■ **Problem statement**:
Repeat the rows word for word, from the first one through the line with "identity-dashed-line (92, 24, 619, 552)", including both ends.

Element location data:
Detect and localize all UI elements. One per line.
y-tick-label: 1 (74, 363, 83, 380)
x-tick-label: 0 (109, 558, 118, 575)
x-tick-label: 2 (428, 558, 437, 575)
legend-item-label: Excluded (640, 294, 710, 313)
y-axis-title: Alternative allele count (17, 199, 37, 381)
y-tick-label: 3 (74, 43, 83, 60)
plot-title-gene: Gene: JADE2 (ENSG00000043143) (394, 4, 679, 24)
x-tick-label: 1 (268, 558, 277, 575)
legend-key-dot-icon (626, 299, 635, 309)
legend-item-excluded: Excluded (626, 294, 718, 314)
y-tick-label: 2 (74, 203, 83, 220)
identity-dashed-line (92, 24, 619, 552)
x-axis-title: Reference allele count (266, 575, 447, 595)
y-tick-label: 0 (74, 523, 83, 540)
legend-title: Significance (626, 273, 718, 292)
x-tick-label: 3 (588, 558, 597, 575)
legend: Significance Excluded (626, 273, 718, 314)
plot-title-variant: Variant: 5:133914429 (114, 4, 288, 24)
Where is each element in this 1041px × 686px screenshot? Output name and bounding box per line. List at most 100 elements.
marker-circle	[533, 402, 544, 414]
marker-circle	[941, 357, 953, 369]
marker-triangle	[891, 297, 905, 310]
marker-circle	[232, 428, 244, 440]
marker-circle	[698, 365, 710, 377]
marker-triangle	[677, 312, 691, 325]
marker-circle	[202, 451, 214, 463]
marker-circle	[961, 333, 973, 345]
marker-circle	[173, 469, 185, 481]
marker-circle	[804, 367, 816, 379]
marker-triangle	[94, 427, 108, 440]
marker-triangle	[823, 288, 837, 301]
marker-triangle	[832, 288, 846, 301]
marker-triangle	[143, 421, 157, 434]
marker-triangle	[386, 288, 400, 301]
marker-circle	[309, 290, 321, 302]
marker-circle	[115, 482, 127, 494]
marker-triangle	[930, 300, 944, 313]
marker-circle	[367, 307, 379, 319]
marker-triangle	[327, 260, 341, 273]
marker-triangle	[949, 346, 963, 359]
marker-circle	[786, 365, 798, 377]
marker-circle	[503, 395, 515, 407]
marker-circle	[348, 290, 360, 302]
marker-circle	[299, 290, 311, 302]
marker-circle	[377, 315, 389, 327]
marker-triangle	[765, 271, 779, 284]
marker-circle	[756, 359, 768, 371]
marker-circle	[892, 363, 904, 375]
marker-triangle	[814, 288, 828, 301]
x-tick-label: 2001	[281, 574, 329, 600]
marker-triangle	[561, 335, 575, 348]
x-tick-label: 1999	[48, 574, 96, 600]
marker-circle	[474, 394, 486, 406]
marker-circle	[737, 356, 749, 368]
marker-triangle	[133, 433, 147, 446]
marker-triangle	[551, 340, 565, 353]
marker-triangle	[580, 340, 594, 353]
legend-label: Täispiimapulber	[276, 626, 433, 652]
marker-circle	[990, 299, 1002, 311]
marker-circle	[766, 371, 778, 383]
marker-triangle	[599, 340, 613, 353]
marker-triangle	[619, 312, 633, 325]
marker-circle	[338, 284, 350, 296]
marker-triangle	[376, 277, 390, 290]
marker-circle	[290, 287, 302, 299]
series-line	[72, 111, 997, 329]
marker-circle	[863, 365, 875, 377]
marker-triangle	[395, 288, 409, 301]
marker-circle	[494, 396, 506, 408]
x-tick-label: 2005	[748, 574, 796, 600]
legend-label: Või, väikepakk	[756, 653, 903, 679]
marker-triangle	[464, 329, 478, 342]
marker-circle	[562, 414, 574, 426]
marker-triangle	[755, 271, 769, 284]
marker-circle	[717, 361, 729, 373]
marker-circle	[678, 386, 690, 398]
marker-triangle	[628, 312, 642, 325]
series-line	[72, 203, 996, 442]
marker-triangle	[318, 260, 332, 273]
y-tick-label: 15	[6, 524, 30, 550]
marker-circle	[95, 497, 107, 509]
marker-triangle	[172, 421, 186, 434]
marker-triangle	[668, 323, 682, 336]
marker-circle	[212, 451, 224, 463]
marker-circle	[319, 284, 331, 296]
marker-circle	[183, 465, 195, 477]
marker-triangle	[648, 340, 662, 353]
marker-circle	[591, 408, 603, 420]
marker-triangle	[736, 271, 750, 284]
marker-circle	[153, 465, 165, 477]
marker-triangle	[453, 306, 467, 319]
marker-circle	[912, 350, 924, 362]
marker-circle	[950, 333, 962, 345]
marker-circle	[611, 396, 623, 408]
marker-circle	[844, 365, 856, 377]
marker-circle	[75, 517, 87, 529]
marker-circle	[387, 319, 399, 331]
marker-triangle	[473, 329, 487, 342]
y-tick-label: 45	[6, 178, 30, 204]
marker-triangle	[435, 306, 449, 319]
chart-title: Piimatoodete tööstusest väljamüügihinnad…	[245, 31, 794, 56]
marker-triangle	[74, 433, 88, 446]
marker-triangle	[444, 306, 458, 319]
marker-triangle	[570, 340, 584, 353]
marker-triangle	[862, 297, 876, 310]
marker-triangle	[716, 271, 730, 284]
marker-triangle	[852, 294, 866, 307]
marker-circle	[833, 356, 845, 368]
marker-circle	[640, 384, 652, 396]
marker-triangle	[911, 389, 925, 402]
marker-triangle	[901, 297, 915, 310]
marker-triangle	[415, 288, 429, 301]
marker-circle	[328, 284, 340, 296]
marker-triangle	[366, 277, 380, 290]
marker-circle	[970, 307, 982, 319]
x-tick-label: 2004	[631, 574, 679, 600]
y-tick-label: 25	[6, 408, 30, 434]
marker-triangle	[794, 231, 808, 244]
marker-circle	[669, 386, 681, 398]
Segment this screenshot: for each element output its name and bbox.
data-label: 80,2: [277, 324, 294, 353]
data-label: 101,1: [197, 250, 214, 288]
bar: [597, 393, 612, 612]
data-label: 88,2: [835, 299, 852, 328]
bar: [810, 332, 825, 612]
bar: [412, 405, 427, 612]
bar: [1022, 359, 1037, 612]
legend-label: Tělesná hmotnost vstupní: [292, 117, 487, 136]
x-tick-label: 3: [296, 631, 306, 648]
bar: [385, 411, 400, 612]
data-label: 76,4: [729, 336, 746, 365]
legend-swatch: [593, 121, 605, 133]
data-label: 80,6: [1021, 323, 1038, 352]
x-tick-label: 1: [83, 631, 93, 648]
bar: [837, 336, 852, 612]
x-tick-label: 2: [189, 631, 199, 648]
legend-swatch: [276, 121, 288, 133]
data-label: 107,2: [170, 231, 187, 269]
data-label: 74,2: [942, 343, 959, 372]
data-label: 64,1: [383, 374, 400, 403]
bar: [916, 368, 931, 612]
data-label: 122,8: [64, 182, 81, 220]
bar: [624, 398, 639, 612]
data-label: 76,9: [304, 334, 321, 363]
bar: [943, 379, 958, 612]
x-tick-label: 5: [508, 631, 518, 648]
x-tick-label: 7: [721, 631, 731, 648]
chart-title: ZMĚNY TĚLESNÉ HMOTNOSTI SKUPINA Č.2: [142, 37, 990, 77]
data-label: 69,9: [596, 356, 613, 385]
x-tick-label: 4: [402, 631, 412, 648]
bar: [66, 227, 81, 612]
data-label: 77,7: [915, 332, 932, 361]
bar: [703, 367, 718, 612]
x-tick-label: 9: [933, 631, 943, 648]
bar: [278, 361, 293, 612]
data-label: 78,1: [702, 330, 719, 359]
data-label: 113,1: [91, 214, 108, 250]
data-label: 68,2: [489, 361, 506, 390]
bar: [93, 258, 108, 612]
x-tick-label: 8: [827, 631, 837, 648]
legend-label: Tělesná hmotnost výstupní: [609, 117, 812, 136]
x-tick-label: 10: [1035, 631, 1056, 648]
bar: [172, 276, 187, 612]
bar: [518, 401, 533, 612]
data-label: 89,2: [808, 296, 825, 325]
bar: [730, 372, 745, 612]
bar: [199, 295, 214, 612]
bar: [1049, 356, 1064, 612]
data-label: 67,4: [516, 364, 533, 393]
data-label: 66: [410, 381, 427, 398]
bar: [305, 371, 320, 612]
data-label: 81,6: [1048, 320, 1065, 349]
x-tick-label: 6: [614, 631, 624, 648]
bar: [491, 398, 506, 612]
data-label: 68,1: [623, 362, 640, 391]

■ **Solved problem**:
Detect and localize all UI elements. One per line.
y-tick-label: 1 (74, 363, 83, 380)
x-tick-label: 0 (109, 558, 118, 575)
x-tick-label: 2 (428, 558, 437, 575)
legend-item-label: Excluded (640, 294, 710, 313)
y-axis-title: Alternative allele count (17, 199, 37, 381)
y-tick-label: 3 (74, 43, 83, 60)
plot-title-gene: Gene: JADE2 (ENSG00000043143) (394, 4, 679, 24)
x-tick-label: 1 (268, 558, 277, 575)
legend-key-dot-icon (626, 299, 635, 309)
legend-item-excluded: Excluded (626, 294, 718, 314)
y-tick-label: 2 (74, 203, 83, 220)
identity-dashed-line (92, 24, 619, 552)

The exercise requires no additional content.